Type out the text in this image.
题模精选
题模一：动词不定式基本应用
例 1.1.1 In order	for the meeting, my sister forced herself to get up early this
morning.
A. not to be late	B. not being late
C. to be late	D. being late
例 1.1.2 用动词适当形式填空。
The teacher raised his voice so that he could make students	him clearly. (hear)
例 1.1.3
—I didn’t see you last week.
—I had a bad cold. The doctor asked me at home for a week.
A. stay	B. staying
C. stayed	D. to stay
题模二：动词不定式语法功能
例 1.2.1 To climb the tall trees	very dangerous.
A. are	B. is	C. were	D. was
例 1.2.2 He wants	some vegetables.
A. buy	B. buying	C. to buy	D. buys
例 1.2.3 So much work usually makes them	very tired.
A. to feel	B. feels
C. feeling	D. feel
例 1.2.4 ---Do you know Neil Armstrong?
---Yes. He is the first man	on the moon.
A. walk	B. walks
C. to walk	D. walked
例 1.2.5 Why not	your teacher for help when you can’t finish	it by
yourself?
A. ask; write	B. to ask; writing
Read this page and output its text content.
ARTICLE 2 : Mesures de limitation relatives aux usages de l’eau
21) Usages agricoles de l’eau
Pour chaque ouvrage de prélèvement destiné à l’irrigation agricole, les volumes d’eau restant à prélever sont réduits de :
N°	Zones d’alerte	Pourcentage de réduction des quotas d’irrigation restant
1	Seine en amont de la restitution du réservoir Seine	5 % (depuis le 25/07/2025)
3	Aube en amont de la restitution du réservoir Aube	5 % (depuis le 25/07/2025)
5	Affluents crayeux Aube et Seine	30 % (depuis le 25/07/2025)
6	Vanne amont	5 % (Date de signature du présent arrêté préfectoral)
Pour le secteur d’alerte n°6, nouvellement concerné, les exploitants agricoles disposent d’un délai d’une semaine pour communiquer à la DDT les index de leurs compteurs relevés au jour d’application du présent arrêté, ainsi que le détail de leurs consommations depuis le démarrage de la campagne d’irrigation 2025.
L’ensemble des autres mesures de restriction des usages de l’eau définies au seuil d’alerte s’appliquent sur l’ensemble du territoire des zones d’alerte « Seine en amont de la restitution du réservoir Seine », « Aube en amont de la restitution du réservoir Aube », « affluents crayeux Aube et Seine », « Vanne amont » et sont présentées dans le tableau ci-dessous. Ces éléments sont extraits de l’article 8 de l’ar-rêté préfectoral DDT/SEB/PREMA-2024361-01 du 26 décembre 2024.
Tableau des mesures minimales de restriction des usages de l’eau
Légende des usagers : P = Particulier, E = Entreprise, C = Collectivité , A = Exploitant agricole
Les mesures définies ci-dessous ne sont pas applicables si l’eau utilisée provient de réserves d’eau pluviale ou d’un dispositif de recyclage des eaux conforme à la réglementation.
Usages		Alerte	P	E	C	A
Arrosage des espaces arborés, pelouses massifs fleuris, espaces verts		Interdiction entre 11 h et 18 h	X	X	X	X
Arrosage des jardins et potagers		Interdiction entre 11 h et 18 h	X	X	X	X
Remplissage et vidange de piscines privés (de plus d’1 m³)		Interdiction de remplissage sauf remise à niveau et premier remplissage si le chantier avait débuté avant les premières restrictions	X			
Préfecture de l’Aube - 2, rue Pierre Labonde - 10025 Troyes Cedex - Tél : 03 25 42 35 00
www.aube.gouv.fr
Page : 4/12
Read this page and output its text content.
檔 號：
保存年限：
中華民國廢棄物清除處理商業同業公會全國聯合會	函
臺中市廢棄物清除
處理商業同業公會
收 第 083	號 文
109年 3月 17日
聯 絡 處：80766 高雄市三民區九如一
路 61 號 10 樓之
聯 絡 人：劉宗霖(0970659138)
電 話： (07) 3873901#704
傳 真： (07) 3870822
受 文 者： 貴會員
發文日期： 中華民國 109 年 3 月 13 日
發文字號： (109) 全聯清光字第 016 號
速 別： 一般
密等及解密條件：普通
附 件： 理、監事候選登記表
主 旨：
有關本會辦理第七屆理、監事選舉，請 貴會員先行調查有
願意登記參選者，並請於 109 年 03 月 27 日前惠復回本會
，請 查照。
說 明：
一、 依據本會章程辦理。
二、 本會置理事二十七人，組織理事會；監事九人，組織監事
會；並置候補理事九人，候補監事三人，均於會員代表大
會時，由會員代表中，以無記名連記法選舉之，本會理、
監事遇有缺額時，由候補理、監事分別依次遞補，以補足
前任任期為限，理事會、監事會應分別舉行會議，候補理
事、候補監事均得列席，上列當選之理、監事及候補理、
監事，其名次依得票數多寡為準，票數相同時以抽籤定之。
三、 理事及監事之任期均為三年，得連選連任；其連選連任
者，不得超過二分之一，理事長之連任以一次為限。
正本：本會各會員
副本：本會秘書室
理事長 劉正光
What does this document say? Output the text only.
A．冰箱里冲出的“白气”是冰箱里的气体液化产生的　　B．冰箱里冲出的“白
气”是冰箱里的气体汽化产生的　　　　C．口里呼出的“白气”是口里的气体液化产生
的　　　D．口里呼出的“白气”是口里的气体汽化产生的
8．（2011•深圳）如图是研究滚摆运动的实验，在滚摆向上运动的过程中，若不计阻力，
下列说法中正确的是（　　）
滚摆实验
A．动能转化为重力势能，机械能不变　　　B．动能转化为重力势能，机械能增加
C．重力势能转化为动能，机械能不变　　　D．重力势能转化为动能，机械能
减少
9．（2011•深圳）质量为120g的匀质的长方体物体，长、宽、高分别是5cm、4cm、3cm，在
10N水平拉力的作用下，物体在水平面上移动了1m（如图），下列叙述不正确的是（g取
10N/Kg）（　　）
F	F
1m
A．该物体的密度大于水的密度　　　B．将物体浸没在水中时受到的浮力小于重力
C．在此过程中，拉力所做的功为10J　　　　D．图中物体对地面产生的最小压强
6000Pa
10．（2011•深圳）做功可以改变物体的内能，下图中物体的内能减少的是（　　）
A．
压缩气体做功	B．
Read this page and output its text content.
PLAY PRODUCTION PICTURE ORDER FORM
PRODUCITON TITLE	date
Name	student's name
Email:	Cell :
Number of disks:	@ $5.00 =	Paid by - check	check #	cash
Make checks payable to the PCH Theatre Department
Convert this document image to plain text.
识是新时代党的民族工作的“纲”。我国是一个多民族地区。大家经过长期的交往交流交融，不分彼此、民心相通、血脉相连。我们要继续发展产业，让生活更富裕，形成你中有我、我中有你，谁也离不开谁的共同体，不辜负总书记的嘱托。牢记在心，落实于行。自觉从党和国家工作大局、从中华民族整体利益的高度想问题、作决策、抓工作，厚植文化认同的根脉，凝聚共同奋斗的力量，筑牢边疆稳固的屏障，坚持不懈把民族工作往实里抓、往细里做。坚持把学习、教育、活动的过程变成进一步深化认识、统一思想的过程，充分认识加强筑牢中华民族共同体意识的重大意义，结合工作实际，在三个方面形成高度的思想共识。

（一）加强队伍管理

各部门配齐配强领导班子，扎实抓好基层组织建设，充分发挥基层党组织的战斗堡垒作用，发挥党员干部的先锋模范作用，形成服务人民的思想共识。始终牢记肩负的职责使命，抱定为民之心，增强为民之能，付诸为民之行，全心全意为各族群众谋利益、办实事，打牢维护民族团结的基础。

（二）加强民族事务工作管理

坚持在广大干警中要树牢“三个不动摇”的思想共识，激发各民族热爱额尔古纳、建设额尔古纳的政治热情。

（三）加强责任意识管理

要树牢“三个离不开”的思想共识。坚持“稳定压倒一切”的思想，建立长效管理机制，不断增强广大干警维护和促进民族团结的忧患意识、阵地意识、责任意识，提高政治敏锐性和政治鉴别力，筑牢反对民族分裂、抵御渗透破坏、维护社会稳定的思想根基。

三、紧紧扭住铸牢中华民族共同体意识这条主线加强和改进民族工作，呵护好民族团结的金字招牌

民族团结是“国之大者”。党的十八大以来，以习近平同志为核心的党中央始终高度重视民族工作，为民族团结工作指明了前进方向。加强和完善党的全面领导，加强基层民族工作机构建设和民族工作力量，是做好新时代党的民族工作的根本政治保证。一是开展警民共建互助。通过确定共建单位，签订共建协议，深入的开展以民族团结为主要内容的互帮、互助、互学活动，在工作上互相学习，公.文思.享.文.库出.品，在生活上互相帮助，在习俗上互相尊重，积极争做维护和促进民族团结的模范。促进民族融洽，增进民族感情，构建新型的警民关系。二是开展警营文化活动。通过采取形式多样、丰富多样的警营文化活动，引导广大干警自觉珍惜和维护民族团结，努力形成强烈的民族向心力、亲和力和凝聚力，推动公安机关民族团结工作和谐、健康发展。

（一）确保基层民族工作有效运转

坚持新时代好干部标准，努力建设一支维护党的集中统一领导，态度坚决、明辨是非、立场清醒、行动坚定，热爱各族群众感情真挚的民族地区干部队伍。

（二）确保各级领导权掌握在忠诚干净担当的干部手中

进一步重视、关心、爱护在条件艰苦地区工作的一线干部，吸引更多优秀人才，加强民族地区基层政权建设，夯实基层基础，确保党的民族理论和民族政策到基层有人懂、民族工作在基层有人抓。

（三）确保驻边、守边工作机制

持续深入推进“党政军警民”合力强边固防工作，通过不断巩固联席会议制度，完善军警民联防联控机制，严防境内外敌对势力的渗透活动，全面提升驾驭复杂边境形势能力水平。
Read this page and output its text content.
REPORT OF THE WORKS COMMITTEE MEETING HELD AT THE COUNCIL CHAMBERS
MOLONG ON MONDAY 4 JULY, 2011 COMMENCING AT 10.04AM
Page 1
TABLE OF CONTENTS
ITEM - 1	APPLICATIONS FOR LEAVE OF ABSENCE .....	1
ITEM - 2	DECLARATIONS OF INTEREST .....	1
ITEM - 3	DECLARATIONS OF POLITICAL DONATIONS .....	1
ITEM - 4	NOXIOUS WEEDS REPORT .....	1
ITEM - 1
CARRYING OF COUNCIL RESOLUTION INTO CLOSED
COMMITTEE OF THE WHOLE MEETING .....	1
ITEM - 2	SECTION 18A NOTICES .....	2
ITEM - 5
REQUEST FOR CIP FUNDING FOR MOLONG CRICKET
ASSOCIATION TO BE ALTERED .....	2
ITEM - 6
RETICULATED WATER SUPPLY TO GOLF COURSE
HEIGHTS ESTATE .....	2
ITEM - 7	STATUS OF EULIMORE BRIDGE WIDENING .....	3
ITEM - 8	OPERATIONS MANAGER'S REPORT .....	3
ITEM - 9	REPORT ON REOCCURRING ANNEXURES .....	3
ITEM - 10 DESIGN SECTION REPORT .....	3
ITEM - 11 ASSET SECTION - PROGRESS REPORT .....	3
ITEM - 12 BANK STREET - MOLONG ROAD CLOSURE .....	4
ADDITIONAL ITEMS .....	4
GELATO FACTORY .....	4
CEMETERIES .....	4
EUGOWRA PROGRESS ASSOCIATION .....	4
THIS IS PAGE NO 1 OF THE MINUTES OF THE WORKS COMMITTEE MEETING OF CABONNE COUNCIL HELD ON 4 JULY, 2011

Exercise: Select and copy every line from the records that includes the word "amont".

Exercise result:
1	Seine en amont de la restitution du réservoir Seine	5 % (depuis le 25/07/2025)
3	Aube en amont de la restitution du réservoir Aube	5 % (depuis le 25/07/2025)
6	Vanne amont	5 % (Date de signature du présent arrêté préfectoral)
L’ensemble des autres mesures de restriction des usages de l’eau définies au seuil d’alerte s’appliquent sur l’ensemble du territoire des zones d’alerte « Seine en amont de la restitution du réservoir Seine », « Aube en amont de la restitution du réservoir Aube », « affluents crayeux Aube et Seine », « Vanne amont » et sont présentées dans le tableau ci-dessous. Ces éléments sont extraits de l’article 8 de l’ar-rêté préfectoral DDT/SEB/PREMA-2024361-01 du 26 décembre 2024.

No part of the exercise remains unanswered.